• TASK GOAL:
Copy every line from the records below that holds the word "music".
++++++++++
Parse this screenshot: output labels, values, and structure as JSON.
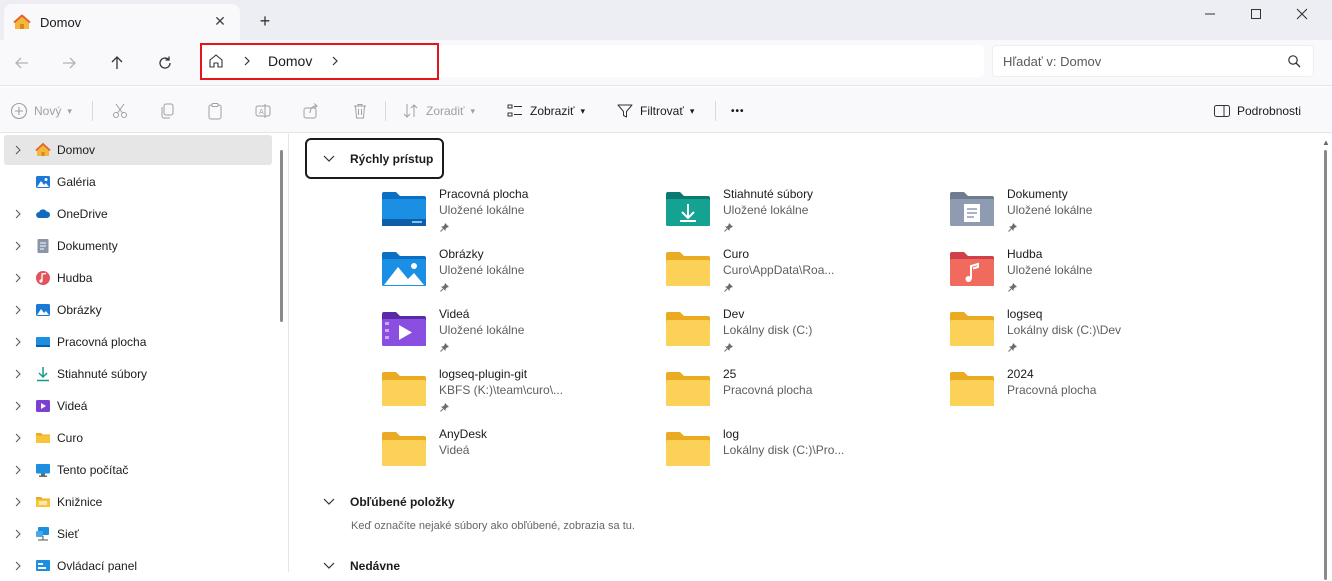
{
  "tab": {
    "title": "Domov",
    "close": "✕",
    "new": "+"
  },
  "window": {
    "minimize": "—",
    "maximize": "☐",
    "close": "✕"
  },
  "address": {
    "segment": "Domov"
  },
  "search": {
    "placeholder": "Hľadať v: Domov"
  },
  "toolbar": {
    "new_label": "Nový",
    "sort_label": "Zoradiť",
    "view_label": "Zobraziť",
    "filter_label": "Filtrovať",
    "more_label": "•••",
    "details_label": "Podrobnosti"
  },
  "sidebar": {
    "items": [
      {
        "label": "Domov",
        "icon": "home-icon"
      },
      {
        "label": "Galéria",
        "icon": "gallery-icon"
      },
      {
        "label": "OneDrive",
        "icon": "cloud-icon"
      },
      {
        "label": "Dokumenty",
        "icon": "documents-icon"
      },
      {
        "label": "Hudba",
        "icon": "music-icon"
      },
      {
        "label": "Obrázky",
        "icon": "pictures-icon"
      },
      {
        "label": "Pracovná plocha",
        "icon": "desktop-icon"
      },
      {
        "label": "Stiahnuté súbory",
        "icon": "downloads-icon"
      },
      {
        "label": "Videá",
        "icon": "videos-icon"
      },
      {
        "label": "Curo",
        "icon": "folder-icon"
      },
      {
        "label": "Tento počítač",
        "icon": "computer-icon"
      },
      {
        "label": "Knižnice",
        "icon": "libraries-icon"
      },
      {
        "label": "Sieť",
        "icon": "network-icon"
      },
      {
        "label": "Ovládací panel",
        "icon": "control-panel-icon"
      }
    ]
  },
  "sections": {
    "quick_access": "Rýchly prístup",
    "favorites": "Obľúbené položky",
    "favorites_empty": "Keď označíte nejaké súbory ako obľúbené, zobrazia sa tu.",
    "recent": "Nedávne"
  },
  "folders": [
    {
      "name": "Pracovná plocha",
      "sub": "Uložené lokálne",
      "pinned": true,
      "icon": "desktop-folder-icon"
    },
    {
      "name": "Stiahnuté súbory",
      "sub": "Uložené lokálne",
      "pinned": true,
      "icon": "downloads-folder-icon"
    },
    {
      "name": "Dokumenty",
      "sub": "Uložené lokálne",
      "pinned": true,
      "icon": "documents-folder-icon"
    },
    {
      "name": "Obrázky",
      "sub": "Uložené lokálne",
      "pinned": true,
      "icon": "pictures-folder-icon"
    },
    {
      "name": "Curo",
      "sub": "Curo\\AppData\\Roa...",
      "pinned": true,
      "icon": "folder-icon"
    },
    {
      "name": "Hudba",
      "sub": "Uložené lokálne",
      "pinned": true,
      "icon": "music-folder-icon"
    },
    {
      "name": "Videá",
      "sub": "Uložené lokálne",
      "pinned": true,
      "icon": "videos-folder-icon"
    },
    {
      "name": "Dev",
      "sub": "Lokálny disk (C:)",
      "pinned": true,
      "icon": "folder-icon"
    },
    {
      "name": "logseq",
      "sub": "Lokálny disk (C:)\\Dev",
      "pinned": true,
      "icon": "folder-icon"
    },
    {
      "name": "logseq-plugin-git",
      "sub": "KBFS (K:)\\team\\curo\\...",
      "pinned": true,
      "icon": "folder-icon"
    },
    {
      "name": "25",
      "sub": "Pracovná plocha",
      "pinned": false,
      "icon": "folder-icon"
    },
    {
      "name": "2024",
      "sub": "Pracovná plocha",
      "pinned": false,
      "icon": "folder-icon"
    },
    {
      "name": "AnyDesk",
      "sub": "Videá",
      "pinned": false,
      "icon": "folder-icon"
    },
    {
      "name": "log",
      "sub": "Lokálny disk (C:)\\Pro...",
      "pinned": false,
      "icon": "folder-icon"
    }
  ],
  "colors": {
    "highlight": "#e3161c",
    "folder": "#f8c53a",
    "accent": "#0067c0"
  }
}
++++++++++
• SOLVED EXERCISE:
        "icon": "music-icon"
      "icon": "music-folder-icon"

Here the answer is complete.